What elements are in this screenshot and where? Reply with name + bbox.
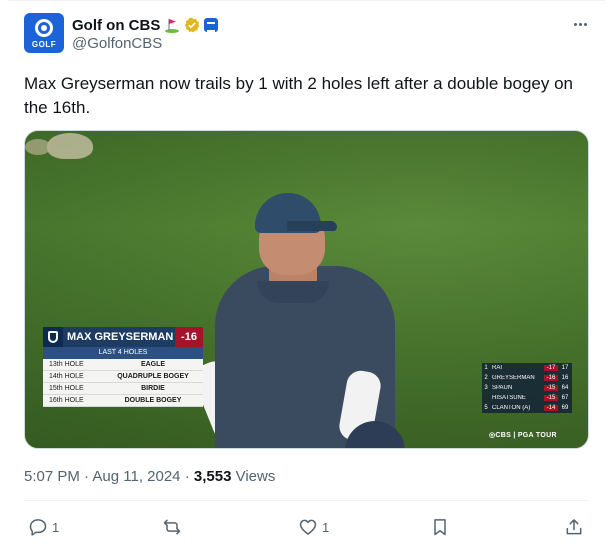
- hole-result-row: 16th HOLE DOUBLE BOGEY: [43, 395, 203, 407]
- player-score: -16: [175, 327, 203, 347]
- display-name[interactable]: Golf on CBS: [72, 17, 160, 34]
- views-count: 3,553: [193, 468, 232, 485]
- leaderboard-position: 5: [484, 405, 488, 411]
- leaderboard-graphic: 1 RAI -17 17 2 GREYSERMAN -16 16 3 SPAUN…: [482, 363, 572, 413]
- action-divider: [24, 500, 589, 501]
- hole-result-row: 14th HOLE QUADRUPLE BOGEY: [43, 371, 203, 383]
- heart-icon: [299, 519, 317, 535]
- hole-label: 15th HOLE: [49, 385, 84, 392]
- hole-result-row: 15th HOLE BIRDIE: [43, 383, 203, 395]
- hole-label: 14th HOLE: [49, 373, 84, 380]
- tweet-date[interactable]: Aug 11, 2024: [92, 468, 180, 485]
- bookmark-icon: [434, 519, 446, 536]
- retweet-icon: [163, 519, 181, 535]
- leaderboard-score: -14: [544, 405, 558, 411]
- player-score-graphic: MAX GREYSERMAN -16 LAST 4 HOLES 13th HOL…: [43, 327, 203, 407]
- reply-icon: [29, 519, 47, 536]
- leaderboard-name: CLANTON (A): [492, 405, 531, 411]
- leaderboard-score: -17: [544, 365, 558, 371]
- cbs-eye-logo: [35, 19, 53, 37]
- share-button[interactable]: [564, 514, 584, 540]
- leaderboard-thru: 64: [561, 385, 569, 391]
- tweet-meta: 5:07 PM · Aug 11, 2024 · 3,553 Views: [24, 468, 275, 485]
- hole-result: DOUBLE BOGEY: [124, 397, 182, 404]
- last-holes-subtitle: LAST 4 HOLES: [43, 347, 203, 359]
- retweet-button[interactable]: [162, 514, 186, 540]
- author-name-row: Golf on CBS: [72, 15, 219, 35]
- pga-tour-logo-icon: [43, 327, 63, 347]
- leaderboard-score: -16: [544, 375, 558, 381]
- tweet-text: Max Greyserman now trails by 1 with 2 ho…: [24, 74, 574, 117]
- player-name: MAX GREYSERMAN: [67, 331, 174, 343]
- leaderboard-score: -15: [544, 395, 558, 401]
- player-header: MAX GREYSERMAN -16: [43, 327, 203, 347]
- leaderboard-thru: 69: [561, 405, 569, 411]
- avatar[interactable]: GOLF: [24, 13, 64, 53]
- top-divider: [8, 0, 605, 1]
- golfer-cap-bill: [287, 221, 337, 231]
- bookmark-button[interactable]: [430, 514, 450, 540]
- background-rock: [25, 139, 51, 155]
- leaderboard-thru: 67: [561, 395, 569, 401]
- leaderboard-thru: 17: [561, 365, 569, 371]
- reply-count: 1: [52, 519, 60, 535]
- leaderboard-row: 3 SPAUN -15 64: [482, 383, 572, 393]
- leaderboard-position: 1: [484, 365, 488, 371]
- leaderboard-score: -15: [544, 385, 558, 391]
- tweet-time[interactable]: 5:07 PM: [24, 468, 80, 485]
- meta-separator: ·: [184, 468, 190, 485]
- leaderboard-row: 5 CLANTON (A) -14 69: [482, 403, 572, 413]
- tweet-actions: 1 1: [24, 514, 589, 540]
- more-options-icon[interactable]: [570, 16, 590, 32]
- leaderboard-thru: 16: [561, 375, 569, 381]
- hole-result-row: 13th HOLE EAGLE: [43, 359, 203, 371]
- verified-gold-icon[interactable]: [184, 17, 200, 33]
- share-icon: [566, 519, 582, 535]
- meta-separator: ·: [84, 468, 90, 485]
- leaderboard-name: GREYSERMAN: [492, 375, 535, 381]
- leaderboard-row: HISATSUNE -15 67: [482, 393, 572, 403]
- like-button[interactable]: 1: [298, 514, 329, 540]
- leaderboard-name: RAI: [492, 365, 503, 371]
- hole-label: 13th HOLE: [49, 361, 84, 368]
- author-handle[interactable]: @GolfonCBS: [72, 35, 162, 52]
- affiliate-cbs-icon[interactable]: [204, 18, 219, 32]
- like-count: 1: [322, 519, 330, 535]
- avatar-label: GOLF: [31, 40, 57, 49]
- golfer-collar: [257, 281, 329, 303]
- leaderboard-row: 1 RAI -17 17: [482, 363, 572, 373]
- views-label: Views: [235, 468, 276, 485]
- hole-result: QUADRUPLE BOGEY: [117, 373, 189, 380]
- tweet-media-image[interactable]: MAX GREYSERMAN -16 LAST 4 HOLES 13th HOL…: [24, 130, 589, 449]
- leaderboard-position: 3: [484, 385, 488, 391]
- golf-flag-emoji-icon: [164, 17, 180, 33]
- background-rock: [47, 133, 93, 159]
- hole-result: BIRDIE: [141, 385, 165, 392]
- hole-result: EAGLE: [140, 361, 166, 368]
- reply-button[interactable]: 1: [28, 514, 59, 540]
- leaderboard-name: SPAUN: [492, 385, 513, 391]
- hole-label: 16th HOLE: [49, 397, 84, 404]
- cbs-pga-tour-logo: ◎CBS | PGA TOUR: [489, 432, 557, 439]
- leaderboard-position: 2: [484, 375, 488, 381]
- leaderboard-name: HISATSUNE: [492, 395, 526, 401]
- leaderboard-row: 2 GREYSERMAN -16 16: [482, 373, 572, 383]
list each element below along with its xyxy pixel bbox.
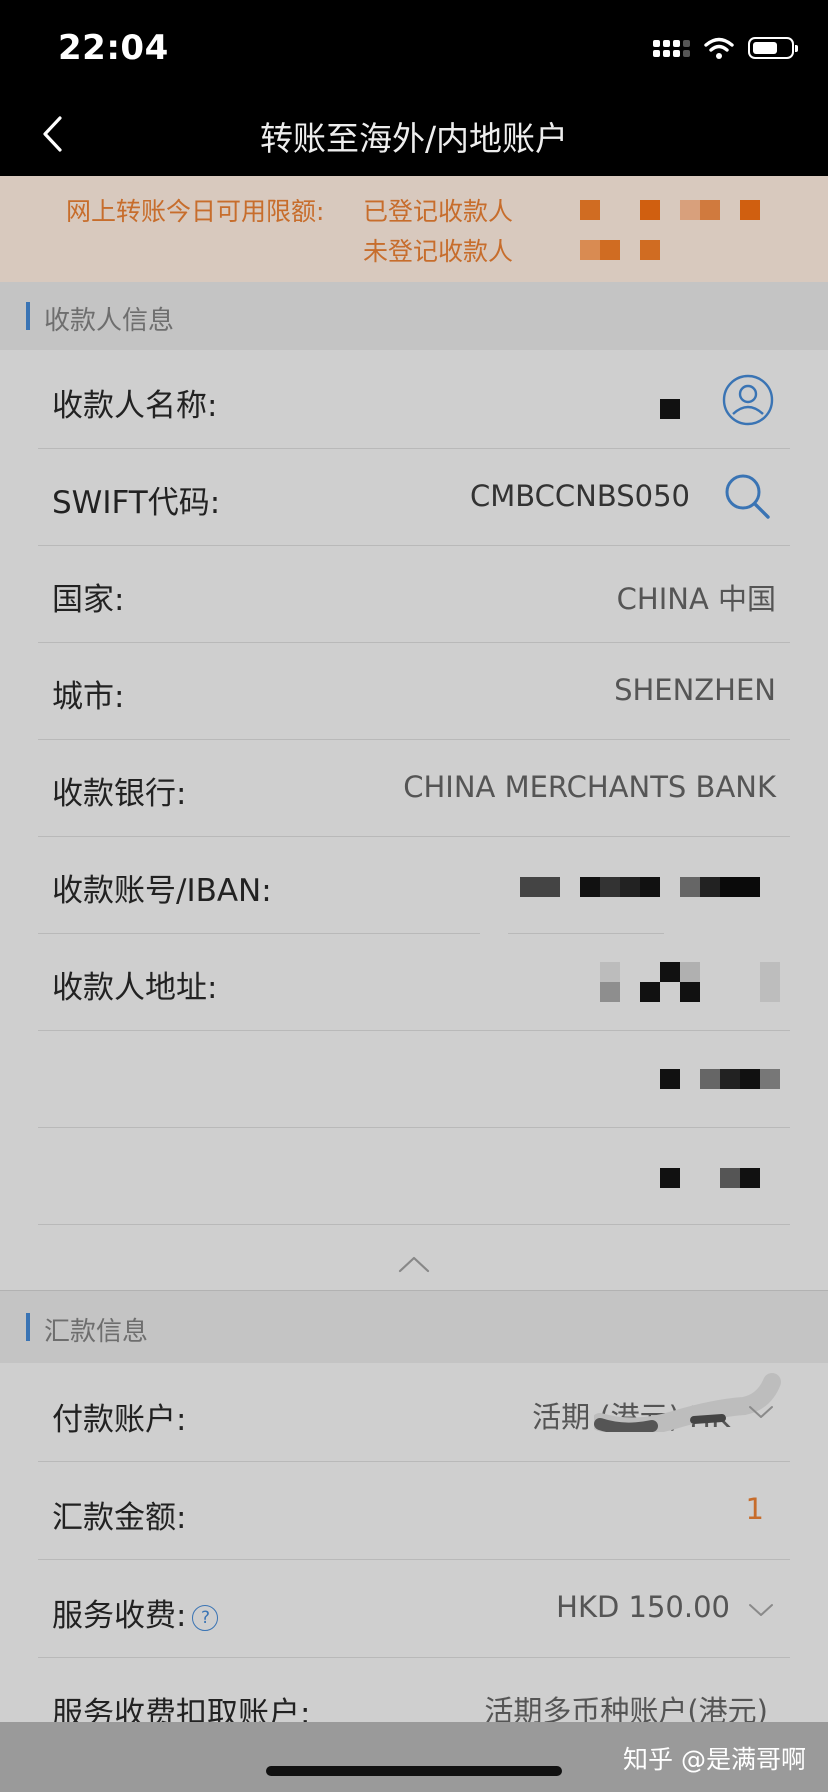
- remit-amount-row[interactable]: 汇款金额: 1: [38, 1462, 790, 1560]
- payee-section-header: 收款人信息: [0, 282, 828, 350]
- home-indicator[interactable]: [266, 1766, 562, 1776]
- account-number-label: 收款账号/IBAN:: [52, 873, 272, 909]
- bank-label: 收款银行:: [52, 776, 187, 812]
- swift-code-value: CMBCCNBS050: [470, 479, 690, 513]
- limit-label: 网上转账今日可用限额:: [66, 197, 325, 226]
- cellular-signal-icon: [653, 39, 690, 57]
- remittance-section-title: 汇款信息: [44, 1317, 149, 1347]
- page-title: 转账至海外/内地账户: [259, 119, 569, 158]
- city-value: SHENZHEN: [614, 673, 776, 707]
- status-bar: 22:04: [0, 0, 828, 90]
- bank-row: 收款银行: CHINA MERCHANTS BANK: [38, 740, 790, 837]
- payment-account-label: 付款账户:: [52, 1402, 187, 1438]
- contact-person-icon[interactable]: [720, 372, 776, 428]
- service-charge-label: 服务收费:: [52, 1598, 187, 1634]
- payee-address-line-3[interactable]: [38, 1128, 790, 1225]
- payee-section-title: 收款人信息: [44, 306, 175, 336]
- swift-code-label: SWIFT代码:: [52, 485, 221, 521]
- service-charge-row[interactable]: 服务收费:? HKD 150.00: [38, 1560, 790, 1658]
- remit-amount-label: 汇款金额:: [52, 1500, 187, 1536]
- search-icon[interactable]: [720, 469, 776, 525]
- navigation-bar: 转账至海外/内地账户: [0, 90, 828, 176]
- status-icons: [653, 36, 798, 60]
- swift-code-row[interactable]: SWIFT代码: CMBCCNBS050: [38, 449, 790, 546]
- payee-name-label: 收款人名称:: [52, 388, 218, 424]
- country-value: CHINA 中国: [616, 582, 776, 616]
- payee-address-line-2[interactable]: [38, 1031, 790, 1128]
- chevron-down-icon: [749, 1406, 773, 1418]
- service-charge-label-group: 服务收费:?: [52, 1590, 219, 1635]
- wifi-icon: [704, 37, 734, 59]
- collapse-toggle[interactable]: [0, 1240, 828, 1288]
- city-label: 城市:: [52, 679, 125, 715]
- transfer-limit-banner: 网上转账今日可用限额: 已登记收款人 未登记收款人: [0, 176, 828, 282]
- country-row: 国家: CHINA 中国: [38, 546, 790, 643]
- limit-registered-label: 已登记收款人: [363, 197, 514, 226]
- redacted-payee-name: [660, 399, 680, 419]
- bank-value: CHINA MERCHANTS BANK: [403, 770, 776, 804]
- payee-address-label: 收款人地址:: [52, 970, 218, 1006]
- payee-name-row[interactable]: 收款人名称:: [38, 352, 790, 449]
- remittance-info-list: 付款账户: 活期 (港元) HK 汇款金额: 1 服务收费:? HKD 150.…: [0, 1364, 828, 1756]
- remit-amount-value: 1: [745, 1492, 764, 1526]
- redacted-payment-account: [594, 1373, 781, 1432]
- limit-unregistered-label: 未登记收款人: [363, 237, 514, 266]
- help-icon[interactable]: ?: [192, 1604, 219, 1631]
- payee-address-row[interactable]: 收款人地址:: [38, 934, 790, 1031]
- city-row: 城市: SHENZHEN: [38, 643, 790, 740]
- remittance-section-header: 汇款信息: [0, 1290, 828, 1363]
- watermark: 知乎 @是满哥啊: [623, 1745, 806, 1774]
- payment-account-row[interactable]: 付款账户: 活期 (港元) HK: [38, 1364, 790, 1462]
- country-label: 国家:: [52, 582, 125, 618]
- account-number-row[interactable]: 收款账号/IBAN:: [38, 837, 790, 934]
- payee-info-list: 收款人名称: SWIFT代码: CMBCCNBS050 国家: CHINA 中国…: [0, 352, 828, 1225]
- chevron-up-icon: [398, 1256, 430, 1273]
- battery-icon: [748, 37, 798, 59]
- status-time: 22:04: [58, 28, 169, 68]
- home-bar: 知乎 @是满哥啊: [0, 1722, 828, 1792]
- service-charge-value: HKD 150.00: [556, 1590, 730, 1624]
- chevron-down-icon: [749, 1604, 773, 1616]
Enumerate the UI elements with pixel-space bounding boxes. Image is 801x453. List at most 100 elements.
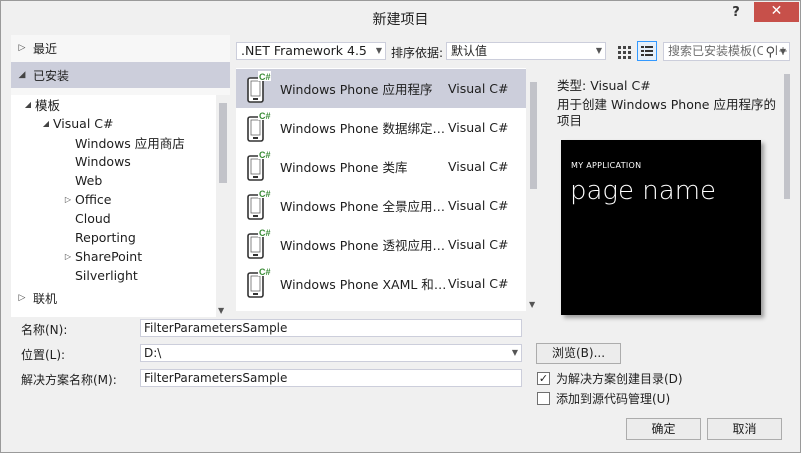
- help-button[interactable]: ?: [726, 3, 746, 23]
- location-input[interactable]: D:\ ▼: [140, 344, 522, 362]
- search-icon[interactable]: ⚲: [763, 44, 775, 60]
- cancel-button[interactable]: 取消: [707, 418, 782, 440]
- nav-installed[interactable]: ◢ 已安装: [11, 62, 230, 88]
- preview-app-title: MY APPLICATION: [571, 161, 642, 170]
- dropdown-arrow-icon[interactable]: ▼: [596, 43, 602, 59]
- template-name: Windows Phone XAML 和 Direct3D 应用程序: [280, 277, 448, 292]
- search-dropdown-arrow-icon[interactable]: ▼: [780, 43, 786, 60]
- template-description: 用于创建 Windows Phone 应用程序的项目: [557, 97, 776, 128]
- name-value: FilterParametersSample: [144, 321, 288, 335]
- list-view-icon: [641, 46, 653, 56]
- template-type: 类型: Visual C#: [557, 75, 651, 94]
- framework-dropdown[interactable]: .NET Framework 4.5 ▼: [236, 42, 386, 60]
- collapse-arrow-icon[interactable]: ◢: [39, 119, 53, 128]
- dropdown-arrow-icon[interactable]: ▼: [376, 43, 382, 59]
- collapse-arrow-icon[interactable]: ◢: [21, 100, 35, 109]
- details-scroll-thumb[interactable]: [784, 74, 790, 199]
- template-name: Windows Phone 类库: [280, 160, 408, 175]
- phone-project-icon: C#: [236, 108, 280, 147]
- grid-view-icon: [618, 46, 631, 59]
- solution-name-input[interactable]: FilterParametersSample: [140, 369, 522, 387]
- tree-scroll-thumb[interactable]: [219, 103, 227, 183]
- template-row[interactable]: C# Windows Phone 数据绑定应用程序Visual C#: [236, 108, 526, 147]
- svg-text:C#: C#: [259, 189, 271, 199]
- tree-item[interactable]: ▷ Office: [61, 190, 112, 209]
- template-language: Visual C#: [448, 237, 509, 252]
- expand-arrow-icon[interactable]: ▷: [11, 43, 33, 53]
- source-control-checkbox[interactable]: [537, 392, 550, 405]
- title-bar: 新建项目 ? ✕: [1, 1, 800, 35]
- tree-item-label: 模板: [35, 98, 61, 113]
- medium-icons-view-button[interactable]: [613, 41, 633, 61]
- ok-button[interactable]: 确定: [626, 418, 701, 440]
- search-templates-input[interactable]: 搜索已安装模板(Ctrl+E) ⚲ ▼: [663, 42, 790, 61]
- template-row[interactable]: C# Windows Phone 类库 Visual C#: [236, 147, 526, 186]
- type-label: 类型:: [557, 78, 587, 93]
- name-input[interactable]: FilterParametersSample: [140, 319, 522, 337]
- phone-project-icon: C#: [236, 225, 280, 264]
- template-list: C# Windows Phone 应用程序 Visual C# C# Windows P…: [236, 68, 541, 311]
- template-row[interactable]: C# Windows Phone 全景应用程序 Visual C#: [236, 186, 526, 225]
- create-directory-checkbox[interactable]: ✓: [537, 372, 550, 385]
- nav-recent-label: 最近: [33, 41, 58, 56]
- expand-arrow-icon[interactable]: ▷: [61, 195, 75, 204]
- template-language: Visual C#: [448, 159, 509, 174]
- tree-scrollbar[interactable]: ▼: [216, 95, 230, 317]
- details-scrollbar[interactable]: [781, 68, 793, 311]
- sort-dropdown[interactable]: 默认值 ▼: [446, 42, 606, 60]
- framework-value: .NET Framework 4.5: [241, 43, 367, 58]
- template-tree: ◢ 模板 ◢ Visual C# Windows 应用商店 Windows Web ▷ Offi…: [11, 95, 230, 317]
- location-label: 位置(L):: [21, 348, 66, 362]
- template-row[interactable]: C# Windows Phone XAML 和 Direct3D 应用程序Visu…: [236, 264, 526, 303]
- template-language: Visual C#: [448, 81, 509, 96]
- tree-item[interactable]: Silverlight: [61, 266, 138, 285]
- nav-recent[interactable]: ▷ 最近: [11, 35, 230, 61]
- tree-item-label: Windows: [75, 154, 131, 169]
- location-value: D:\: [144, 346, 162, 360]
- category-panel: ▷ 最近 ◢ 已安装 ◢ 模板 ◢ Visual C# Windows 应用商店 Wind…: [11, 35, 230, 317]
- template-name: Windows Phone 全景应用程序: [280, 199, 448, 214]
- tree-item-label: Web: [75, 173, 103, 188]
- template-details: 类型: Visual C# 用于创建 Windows Phone 应用程序的项目…: [549, 68, 800, 315]
- dropdown-arrow-icon[interactable]: ▼: [512, 345, 518, 361]
- solution-name-value: FilterParametersSample: [144, 371, 288, 385]
- nav-online[interactable]: ▷ 联机: [11, 285, 230, 311]
- collapse-arrow-icon[interactable]: ◢: [11, 70, 33, 80]
- template-preview-image: MY APPLICATION page name: [561, 140, 761, 315]
- tree-item[interactable]: ◢ 模板: [21, 95, 60, 114]
- tree-item-label: Visual C#: [53, 116, 114, 131]
- close-button[interactable]: ✕: [754, 2, 799, 22]
- tree-item[interactable]: Reporting: [61, 228, 136, 247]
- tree-item[interactable]: Windows 应用商店: [61, 133, 185, 152]
- browse-button[interactable]: 浏览(B)...: [536, 343, 621, 364]
- template-language: Visual C#: [448, 276, 509, 291]
- tree-item[interactable]: Windows: [61, 152, 131, 171]
- svg-text:C#: C#: [259, 72, 271, 82]
- new-project-dialog: 新建项目 ? ✕ ▷ 最近 ◢ 已安装 ◢ 模板 ◢ Visual C# Windows…: [0, 0, 801, 453]
- create-directory-option[interactable]: ✓ 为解决方案创建目录(D): [537, 370, 683, 387]
- expand-arrow-icon[interactable]: ▷: [11, 293, 33, 303]
- preview-page-title: page name: [570, 176, 717, 206]
- template-list-scrollbar[interactable]: ▼: [526, 68, 541, 311]
- tree-item[interactable]: ▷ SharePoint: [61, 247, 142, 266]
- phone-project-icon: C#: [236, 69, 280, 108]
- scroll-down-arrow-icon[interactable]: ▼: [529, 300, 535, 309]
- phone-project-icon: C#: [236, 264, 280, 303]
- tree-item[interactable]: ◢ Visual C#: [39, 114, 114, 133]
- template-list-scroll-thumb[interactable]: [530, 82, 537, 189]
- phone-project-icon: C#: [236, 147, 280, 186]
- svg-text:C#: C#: [259, 228, 271, 238]
- svg-text:C#: C#: [259, 111, 271, 121]
- template-language: Visual C#: [448, 198, 509, 213]
- template-row[interactable]: C# Windows Phone 应用程序 Visual C#: [236, 69, 526, 108]
- source-control-option[interactable]: 添加到源代码管理(U): [537, 390, 670, 407]
- list-view-button[interactable]: [637, 41, 657, 61]
- expand-arrow-icon[interactable]: ▷: [61, 252, 75, 261]
- tree-item[interactable]: Cloud: [61, 209, 111, 228]
- solution-name-label: 解决方案名称(M):: [21, 373, 117, 387]
- dialog-title: 新建项目: [372, 12, 429, 28]
- tree-item[interactable]: Web: [61, 171, 102, 190]
- tree-item-label: Silverlight: [75, 268, 138, 283]
- template-row[interactable]: C# Windows Phone 透视应用程序 Visual C#: [236, 225, 526, 264]
- tree-item-label: Windows 应用商店: [75, 136, 185, 151]
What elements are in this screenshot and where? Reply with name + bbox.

════════

- SHORT TASK
Start at the line that has "- remit-amount-row[interactable]: 汇款金额: 1: [38, 1462, 790, 1560]" and stop after the line that has "- service-charge-label: 服务收费:: [52, 1598, 187, 1634]". Reproduce only that stretch of the data, substituting "GUANGZHOU" for "SHENZHEN" and leaving everything else unchanged.

- THE COMPLETED TASK
- remit-amount-row[interactable]: 汇款金额: 1: [38, 1462, 790, 1560]
- payee-section-header: 收款人信息: [0, 282, 828, 350]
- home-indicator[interactable]: [266, 1766, 562, 1776]
- account-number-label: 收款账号/IBAN:: [52, 873, 272, 909]
- bank-label: 收款银行:: [52, 776, 187, 812]
- swift-code-value: CMBCCNBS050: [470, 479, 690, 513]
- limit-label: 网上转账今日可用限额:: [66, 197, 325, 226]
- cellular-signal-icon: [653, 39, 690, 57]
- remittance-section-title: 汇款信息: [44, 1317, 149, 1347]
- page-title: 转账至海外/内地账户: [259, 119, 569, 158]
- city-value: GUANGZHOU: [614, 673, 776, 707]
- status-bar: 22:04: [0, 0, 828, 90]
- bank-row: 收款银行: CHINA MERCHANTS BANK: [38, 740, 790, 837]
- payment-account-label: 付款账户:: [52, 1402, 187, 1438]
- contact-person-icon[interactable]: [720, 372, 776, 428]
- service-charge-label: 服务收费:: [52, 1598, 187, 1634]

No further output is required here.